GIVEN DATA >>
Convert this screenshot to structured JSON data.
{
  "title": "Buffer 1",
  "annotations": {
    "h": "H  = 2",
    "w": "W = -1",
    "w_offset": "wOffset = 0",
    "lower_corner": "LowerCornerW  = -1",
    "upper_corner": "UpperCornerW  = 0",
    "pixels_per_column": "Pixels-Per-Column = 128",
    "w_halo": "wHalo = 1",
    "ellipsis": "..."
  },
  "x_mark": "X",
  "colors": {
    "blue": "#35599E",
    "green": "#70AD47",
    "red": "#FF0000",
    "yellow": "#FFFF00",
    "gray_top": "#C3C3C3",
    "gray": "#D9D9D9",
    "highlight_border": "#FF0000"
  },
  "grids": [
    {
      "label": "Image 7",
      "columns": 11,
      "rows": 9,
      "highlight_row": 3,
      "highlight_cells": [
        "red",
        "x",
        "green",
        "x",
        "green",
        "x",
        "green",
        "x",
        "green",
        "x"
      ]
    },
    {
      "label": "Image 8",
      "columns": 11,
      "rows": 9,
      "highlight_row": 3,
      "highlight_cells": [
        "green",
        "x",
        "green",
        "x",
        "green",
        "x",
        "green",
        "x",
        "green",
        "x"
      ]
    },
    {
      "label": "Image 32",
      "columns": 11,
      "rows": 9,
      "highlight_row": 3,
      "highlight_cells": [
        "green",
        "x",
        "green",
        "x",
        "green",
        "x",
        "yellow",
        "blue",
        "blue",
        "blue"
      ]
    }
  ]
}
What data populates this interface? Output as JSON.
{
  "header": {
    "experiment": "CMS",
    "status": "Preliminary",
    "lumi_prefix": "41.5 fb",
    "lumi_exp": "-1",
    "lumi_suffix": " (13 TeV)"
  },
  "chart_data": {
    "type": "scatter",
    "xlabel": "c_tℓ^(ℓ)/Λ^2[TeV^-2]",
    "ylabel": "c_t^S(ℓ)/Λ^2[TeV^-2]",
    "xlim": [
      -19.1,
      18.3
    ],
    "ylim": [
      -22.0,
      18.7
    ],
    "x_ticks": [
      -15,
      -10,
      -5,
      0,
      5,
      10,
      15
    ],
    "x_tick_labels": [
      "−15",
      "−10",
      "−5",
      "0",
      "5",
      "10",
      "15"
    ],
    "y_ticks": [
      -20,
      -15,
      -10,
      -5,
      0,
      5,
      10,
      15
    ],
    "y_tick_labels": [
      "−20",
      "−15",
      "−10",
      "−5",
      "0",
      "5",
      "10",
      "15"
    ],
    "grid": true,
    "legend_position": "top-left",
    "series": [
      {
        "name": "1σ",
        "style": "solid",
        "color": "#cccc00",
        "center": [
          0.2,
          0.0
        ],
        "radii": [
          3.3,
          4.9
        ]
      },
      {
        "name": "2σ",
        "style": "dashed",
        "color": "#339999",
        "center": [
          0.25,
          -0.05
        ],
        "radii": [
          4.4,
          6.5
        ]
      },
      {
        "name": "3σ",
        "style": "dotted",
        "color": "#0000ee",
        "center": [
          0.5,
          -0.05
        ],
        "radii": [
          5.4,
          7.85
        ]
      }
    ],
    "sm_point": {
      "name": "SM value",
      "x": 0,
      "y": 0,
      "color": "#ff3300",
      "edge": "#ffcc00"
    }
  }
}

TO DO >> Write every entry out again exactly.

ANSWER >>
Convert this screenshot to structured JSON data.
{
  "title": "Buffer 1",
  "annotations": {
    "h": "H  = 2",
    "w": "W = -1",
    "w_offset": "wOffset = 0",
    "lower_corner": "LowerCornerW  = -1",
    "upper_corner": "UpperCornerW  = 0",
    "pixels_per_column": "Pixels-Per-Column = 128",
    "w_halo": "wHalo = 1",
    "ellipsis": "..."
  },
  "x_mark": "X",
  "colors": {
    "blue": "#35599E",
    "green": "#70AD47",
    "red": "#FF0000",
    "yellow": "#FFFF00",
    "gray_top": "#C3C3C3",
    "gray": "#D9D9D9",
    "highlight_border": "#FF0000"
  },
  "grids": [
    {
      "label": "Image 7",
      "columns": 11,
      "rows": 9,
      "highlight_row": 3,
      "highlight_cells": [
        "red",
        "x",
        "green",
        "x",
        "green",
        "x",
        "green",
        "x",
        "green",
        "x"
      ]
    },
    {
      "label": "Image 8",
      "columns": 11,
      "rows": 9,
      "highlight_row": 3,
      "highlight_cells": [
        "green",
        "x",
        "green",
        "x",
        "green",
        "x",
        "green",
        "x",
        "green",
        "x"
      ]
    },
    {
      "label": "Image 32",
      "columns": 11,
      "rows": 9,
      "highlight_row": 3,
      "highlight_cells": [
        "green",
        "x",
        "green",
        "x",
        "green",
        "x",
        "yellow",
        "blue",
        "blue",
        "blue"
      ]
    }
  ]
}
What data populates this interface? Output as JSON.
{
  "header": {
    "experiment": "CMS",
    "status": "Preliminary",
    "lumi_prefix": "41.5 fb",
    "lumi_exp": "-1",
    "lumi_suffix": " (13 TeV)"
  },
  "chart_data": {
    "type": "scatter",
    "xlabel": "c_tℓ^(ℓ)/Λ^2[TeV^-2]",
    "ylabel": "c_t^S(ℓ)/Λ^2[TeV^-2]",
    "xlim": [
      -19.1,
      18.3
    ],
    "ylim": [
      -22.0,
      18.7
    ],
    "x_ticks": [
      -15,
      -10,
      -5,
      0,
      5,
      10,
      15
    ],
    "x_tick_labels": [
      "−15",
      "−10",
      "−5",
      "0",
      "5",
      "10",
      "15"
    ],
    "y_ticks": [
      -20,
      -15,
      -10,
      -5,
      0,
      5,
      10,
      15
    ],
    "y_tick_labels": [
      "−20",
      "−15",
      "−10",
      "−5",
      "0",
      "5",
      "10",
      "15"
    ],
    "grid": true,
    "legend_position": "top-left",
    "series": [
      {
        "name": "1σ",
        "style": "solid",
        "color": "#cccc00",
        "center": [
          0.2,
          0.0
        ],
        "radii": [
          3.3,
          4.9
        ]
      },
      {
        "name": "2σ",
        "style": "dashed",
        "color": "#339999",
        "center": [
          0.25,
          -0.05
        ],
        "radii": [
          4.4,
          6.5
        ]
      },
      {
        "name": "3σ",
        "style": "dotted",
        "color": "#0000ee",
        "center": [
          0.5,
          -0.05
        ],
        "radii": [
          5.4,
          7.85
        ]
      }
    ],
    "sm_point": {
      "name": "SM value",
      "x": 0,
      "y": 0,
      "color": "#ff3300",
      "edge": "#ffcc00"
    }
  }
}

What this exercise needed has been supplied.